**WHAT THE TASK ASKS**
Copy these records verbatim, leaving out the pictures.

^^^^^^^^

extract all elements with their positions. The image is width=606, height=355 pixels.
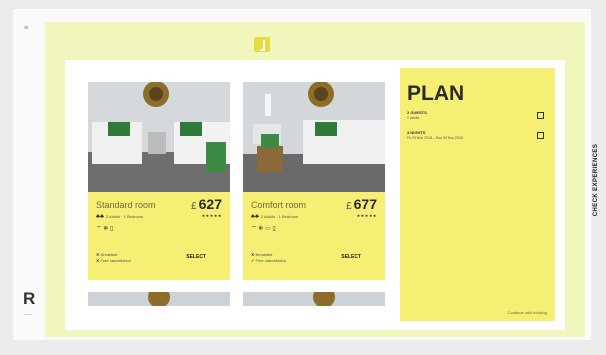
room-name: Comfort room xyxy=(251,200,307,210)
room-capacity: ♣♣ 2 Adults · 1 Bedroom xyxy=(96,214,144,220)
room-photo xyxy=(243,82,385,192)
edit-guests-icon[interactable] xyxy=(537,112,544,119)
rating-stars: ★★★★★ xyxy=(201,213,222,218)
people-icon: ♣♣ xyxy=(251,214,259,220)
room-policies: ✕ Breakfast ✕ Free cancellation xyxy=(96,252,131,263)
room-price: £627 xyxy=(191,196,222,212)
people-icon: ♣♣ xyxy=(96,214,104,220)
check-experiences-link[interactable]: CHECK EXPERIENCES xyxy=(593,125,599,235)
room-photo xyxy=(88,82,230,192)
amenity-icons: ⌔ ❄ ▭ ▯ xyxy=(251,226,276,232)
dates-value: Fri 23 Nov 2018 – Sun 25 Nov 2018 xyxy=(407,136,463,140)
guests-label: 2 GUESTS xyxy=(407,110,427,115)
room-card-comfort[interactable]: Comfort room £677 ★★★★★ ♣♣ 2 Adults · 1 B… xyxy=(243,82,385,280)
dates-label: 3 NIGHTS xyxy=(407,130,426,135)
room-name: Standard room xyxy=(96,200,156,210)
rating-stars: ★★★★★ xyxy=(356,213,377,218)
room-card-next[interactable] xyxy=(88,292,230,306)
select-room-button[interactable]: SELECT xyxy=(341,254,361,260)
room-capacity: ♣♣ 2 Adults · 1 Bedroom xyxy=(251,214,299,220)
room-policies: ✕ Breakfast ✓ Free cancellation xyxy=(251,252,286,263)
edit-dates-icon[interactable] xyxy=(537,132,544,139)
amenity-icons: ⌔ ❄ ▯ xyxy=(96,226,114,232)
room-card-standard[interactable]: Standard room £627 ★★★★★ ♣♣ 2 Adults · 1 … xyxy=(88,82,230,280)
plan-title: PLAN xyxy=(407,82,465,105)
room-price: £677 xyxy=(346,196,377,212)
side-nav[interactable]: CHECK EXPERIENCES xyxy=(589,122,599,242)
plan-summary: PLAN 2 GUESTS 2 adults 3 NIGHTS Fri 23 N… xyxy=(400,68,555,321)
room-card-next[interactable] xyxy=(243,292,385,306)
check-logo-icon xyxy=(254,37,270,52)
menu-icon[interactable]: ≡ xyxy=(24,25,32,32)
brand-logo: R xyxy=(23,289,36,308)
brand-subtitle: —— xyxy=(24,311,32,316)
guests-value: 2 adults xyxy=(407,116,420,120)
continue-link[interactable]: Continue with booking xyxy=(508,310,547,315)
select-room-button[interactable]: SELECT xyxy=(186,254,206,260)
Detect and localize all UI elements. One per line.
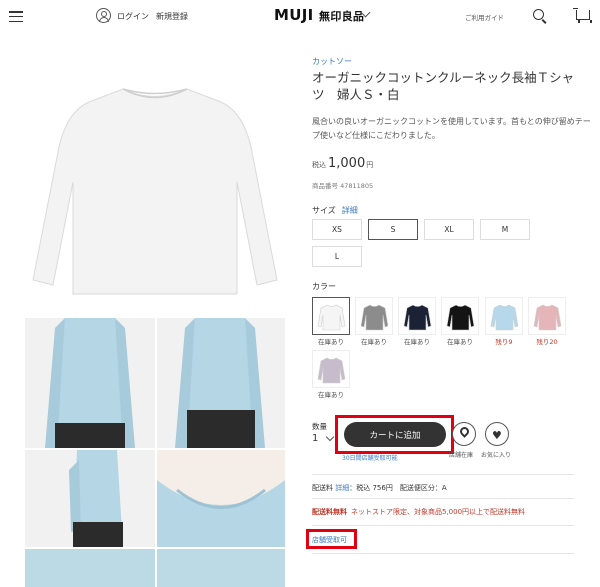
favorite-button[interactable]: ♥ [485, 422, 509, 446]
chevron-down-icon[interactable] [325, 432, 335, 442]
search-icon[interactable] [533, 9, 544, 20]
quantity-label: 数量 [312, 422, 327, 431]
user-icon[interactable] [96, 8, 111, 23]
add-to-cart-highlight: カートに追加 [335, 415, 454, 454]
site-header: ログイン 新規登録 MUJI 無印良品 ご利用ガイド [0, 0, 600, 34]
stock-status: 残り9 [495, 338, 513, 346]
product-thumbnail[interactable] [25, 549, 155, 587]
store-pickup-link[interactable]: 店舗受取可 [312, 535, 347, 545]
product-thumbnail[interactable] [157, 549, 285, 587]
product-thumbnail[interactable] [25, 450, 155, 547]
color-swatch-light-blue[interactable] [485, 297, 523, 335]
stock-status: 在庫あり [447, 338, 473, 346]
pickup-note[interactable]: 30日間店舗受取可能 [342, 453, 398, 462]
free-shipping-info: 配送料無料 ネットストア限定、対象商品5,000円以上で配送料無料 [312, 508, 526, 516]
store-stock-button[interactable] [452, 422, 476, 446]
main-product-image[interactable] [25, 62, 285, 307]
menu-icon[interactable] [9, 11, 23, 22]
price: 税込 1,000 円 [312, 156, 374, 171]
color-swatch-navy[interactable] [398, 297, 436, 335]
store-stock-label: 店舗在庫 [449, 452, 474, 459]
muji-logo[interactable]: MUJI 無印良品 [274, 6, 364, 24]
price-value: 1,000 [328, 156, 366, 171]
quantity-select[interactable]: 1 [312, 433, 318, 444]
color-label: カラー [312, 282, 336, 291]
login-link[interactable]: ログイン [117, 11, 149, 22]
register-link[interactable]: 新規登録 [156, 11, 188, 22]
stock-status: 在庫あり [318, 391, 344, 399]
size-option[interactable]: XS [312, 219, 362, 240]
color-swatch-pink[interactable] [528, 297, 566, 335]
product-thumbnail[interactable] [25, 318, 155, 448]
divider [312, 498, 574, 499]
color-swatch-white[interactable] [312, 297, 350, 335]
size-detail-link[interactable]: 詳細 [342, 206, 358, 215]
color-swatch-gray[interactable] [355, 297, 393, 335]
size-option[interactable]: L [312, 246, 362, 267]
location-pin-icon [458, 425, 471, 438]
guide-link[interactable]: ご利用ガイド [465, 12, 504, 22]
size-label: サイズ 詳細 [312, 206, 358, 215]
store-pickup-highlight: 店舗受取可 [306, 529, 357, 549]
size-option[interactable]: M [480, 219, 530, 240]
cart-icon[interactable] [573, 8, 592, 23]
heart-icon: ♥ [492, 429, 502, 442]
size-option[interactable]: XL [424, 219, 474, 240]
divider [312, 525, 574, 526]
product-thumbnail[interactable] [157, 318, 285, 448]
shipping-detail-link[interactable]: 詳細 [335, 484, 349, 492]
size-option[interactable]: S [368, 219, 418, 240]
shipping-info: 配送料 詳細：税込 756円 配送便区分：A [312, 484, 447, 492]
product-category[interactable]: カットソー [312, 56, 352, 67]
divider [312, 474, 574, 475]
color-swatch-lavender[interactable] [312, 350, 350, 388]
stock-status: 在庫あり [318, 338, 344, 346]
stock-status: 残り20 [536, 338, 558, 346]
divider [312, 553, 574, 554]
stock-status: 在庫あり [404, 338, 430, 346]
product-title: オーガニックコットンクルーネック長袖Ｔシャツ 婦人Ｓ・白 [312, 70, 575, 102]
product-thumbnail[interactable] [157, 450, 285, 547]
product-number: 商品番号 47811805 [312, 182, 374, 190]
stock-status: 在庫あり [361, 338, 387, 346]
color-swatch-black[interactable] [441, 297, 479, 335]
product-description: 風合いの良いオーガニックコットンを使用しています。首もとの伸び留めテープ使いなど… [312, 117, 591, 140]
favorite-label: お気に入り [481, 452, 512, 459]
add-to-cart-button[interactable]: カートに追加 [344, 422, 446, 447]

^^^^^^^^

**OUTPUT BELOW**
extract all elements with their positions. The image is width=606, height=355 pixels.
room-name: Comfort room xyxy=(251,200,307,210)
room-capacity: ♣♣ 2 Adults · 1 Bedroom xyxy=(96,214,144,220)
room-photo xyxy=(243,82,385,192)
edit-guests-icon[interactable] xyxy=(537,112,544,119)
rating-stars: ★★★★★ xyxy=(201,213,222,218)
people-icon: ♣♣ xyxy=(251,214,259,220)
room-policies: ✕ Breakfast ✕ Free cancellation xyxy=(96,252,131,263)
room-price: £627 xyxy=(191,196,222,212)
people-icon: ♣♣ xyxy=(96,214,104,220)
check-experiences-link[interactable]: CHECK EXPERIENCES xyxy=(593,125,599,235)
room-photo xyxy=(88,82,230,192)
amenity-icons: ⌔ ❄ ▭ ▯ xyxy=(251,226,276,232)
dates-value: Fri 23 Nov 2018 – Sun 25 Nov 2018 xyxy=(407,136,463,140)
guests-label: 2 GUESTS xyxy=(407,110,427,115)
room-card-comfort[interactable]: Comfort room £677 ★★★★★ ♣♣ 2 Adults · 1 B… xyxy=(243,82,385,280)
dates-label: 3 NIGHTS xyxy=(407,130,426,135)
room-name: Standard room xyxy=(96,200,156,210)
rating-stars: ★★★★★ xyxy=(356,213,377,218)
room-card-next[interactable] xyxy=(88,292,230,306)
select-room-button[interactable]: SELECT xyxy=(341,254,361,260)
room-capacity: ♣♣ 2 Adults · 1 Bedroom xyxy=(251,214,299,220)
room-policies: ✕ Breakfast ✓ Free cancellation xyxy=(251,252,286,263)
edit-dates-icon[interactable] xyxy=(537,132,544,139)
amenity-icons: ⌔ ❄ ▯ xyxy=(96,226,114,232)
room-card-standard[interactable]: Standard room £627 ★★★★★ ♣♣ 2 Adults · 1 … xyxy=(88,82,230,280)
plan-title: PLAN xyxy=(407,82,465,105)
room-price: £677 xyxy=(346,196,377,212)
side-nav[interactable]: CHECK EXPERIENCES xyxy=(589,122,599,242)
plan-summary: PLAN 2 GUESTS 2 adults 3 NIGHTS Fri 23 N… xyxy=(400,68,555,321)
room-card-next[interactable] xyxy=(243,292,385,306)
check-logo-icon xyxy=(254,37,270,52)
menu-icon[interactable]: ≡ xyxy=(24,25,32,32)
brand-logo: R xyxy=(23,289,36,308)
brand-subtitle: —— xyxy=(24,311,32,316)
guests-value: 2 adults xyxy=(407,116,420,120)
continue-link[interactable]: Continue with booking xyxy=(508,310,547,315)
select-room-button[interactable]: SELECT xyxy=(186,254,206,260)
Detect and localize all UI elements. One per line.
favorite-button[interactable]: ♥ [485, 422, 509, 446]
chevron-down-icon[interactable] [325, 432, 335, 442]
search-icon[interactable] [533, 9, 544, 20]
quantity-label: 数量 [312, 422, 327, 431]
user-icon[interactable] [96, 8, 111, 23]
add-to-cart-highlight: カートに追加 [335, 415, 454, 454]
site-header: ログイン 新規登録 MUJI 無印良品 ご利用ガイド [0, 0, 600, 34]
stock-status: 残り9 [495, 338, 513, 346]
product-thumbnail[interactable] [25, 549, 155, 587]
store-pickup-link[interactable]: 店舗受取可 [312, 535, 347, 545]
product-thumbnail[interactable] [157, 549, 285, 587]
product-thumbnail[interactable] [25, 450, 155, 547]
color-swatch-light-blue[interactable] [485, 297, 523, 335]
stock-status: 在庫あり [447, 338, 473, 346]
pickup-note[interactable]: 30日間店舗受取可能 [342, 453, 398, 462]
free-shipping-info: 配送料無料 ネットストア限定、対象商品5,000円以上で配送料無料 [312, 508, 526, 516]
store-stock-button[interactable] [452, 422, 476, 446]
main-product-image[interactable] [25, 62, 285, 307]
menu-icon[interactable] [9, 11, 23, 22]
price: 税込 1,000 円 [312, 156, 374, 171]
color-swatch-navy[interactable] [398, 297, 436, 335]
store-stock-label: 店舗在庫 [449, 452, 474, 459]
muji-logo[interactable]: MUJI 無印良品 [274, 6, 364, 24]
price-value: 1,000 [328, 156, 366, 171]
quantity-select[interactable]: 1 [312, 433, 318, 444]
color-label: カラー [312, 282, 336, 291]
login-link[interactable]: ログイン [117, 11, 149, 22]
register-link[interactable]: 新規登録 [156, 11, 188, 22]
stock-status: 在庫あり [318, 391, 344, 399]
size-option[interactable]: XS [312, 219, 362, 240]
color-swatch-pink[interactable] [528, 297, 566, 335]
product-thumbnail[interactable] [25, 318, 155, 448]
divider [312, 498, 574, 499]
color-swatch-white[interactable] [312, 297, 350, 335]
size-detail-link[interactable]: 詳細 [342, 206, 358, 215]
color-swatch-gray[interactable] [355, 297, 393, 335]
size-option[interactable]: L [312, 246, 362, 267]
location-pin-icon [458, 425, 471, 438]
guide-link[interactable]: ご利用ガイド [465, 12, 504, 22]
size-label: サイズ 詳細 [312, 206, 358, 215]
store-pickup-highlight: 店舗受取可 [306, 529, 357, 549]
size-option[interactable]: M [480, 219, 530, 240]
cart-icon[interactable] [573, 8, 592, 23]
heart-icon: ♥ [492, 429, 502, 442]
size-option[interactable]: XL [424, 219, 474, 240]
divider [312, 525, 574, 526]
product-thumbnail[interactable] [157, 318, 285, 448]
shipping-detail-link[interactable]: 詳細 [335, 484, 349, 492]
size-option[interactable]: S [368, 219, 418, 240]
shipping-info: 配送料 詳細：税込 756円 配送便区分：A [312, 484, 447, 492]
product-category[interactable]: カットソー [312, 56, 352, 67]
divider [312, 474, 574, 475]
color-swatch-lavender[interactable] [312, 350, 350, 388]
stock-status: 在庫あり [318, 338, 344, 346]
stock-status: 残り20 [536, 338, 558, 346]
divider [312, 553, 574, 554]
stock-status: 在庫あり [404, 338, 430, 346]
product-title: オーガニックコットンクルーネック長袖Ｔシャツ 婦人Ｓ・白 [312, 70, 575, 102]
product-thumbnail[interactable] [157, 450, 285, 547]
product-number: 商品番号 47811805 [312, 182, 374, 190]
stock-status: 在庫あり [361, 338, 387, 346]
color-swatch-black[interactable] [441, 297, 479, 335]
product-description: 風合いの良いオーガニックコットンを使用しています。首もとの伸び留めテープ使いなど… [312, 117, 591, 140]
favorite-label: お気に入り [481, 452, 512, 459]
add-to-cart-button[interactable]: カートに追加 [344, 422, 446, 447]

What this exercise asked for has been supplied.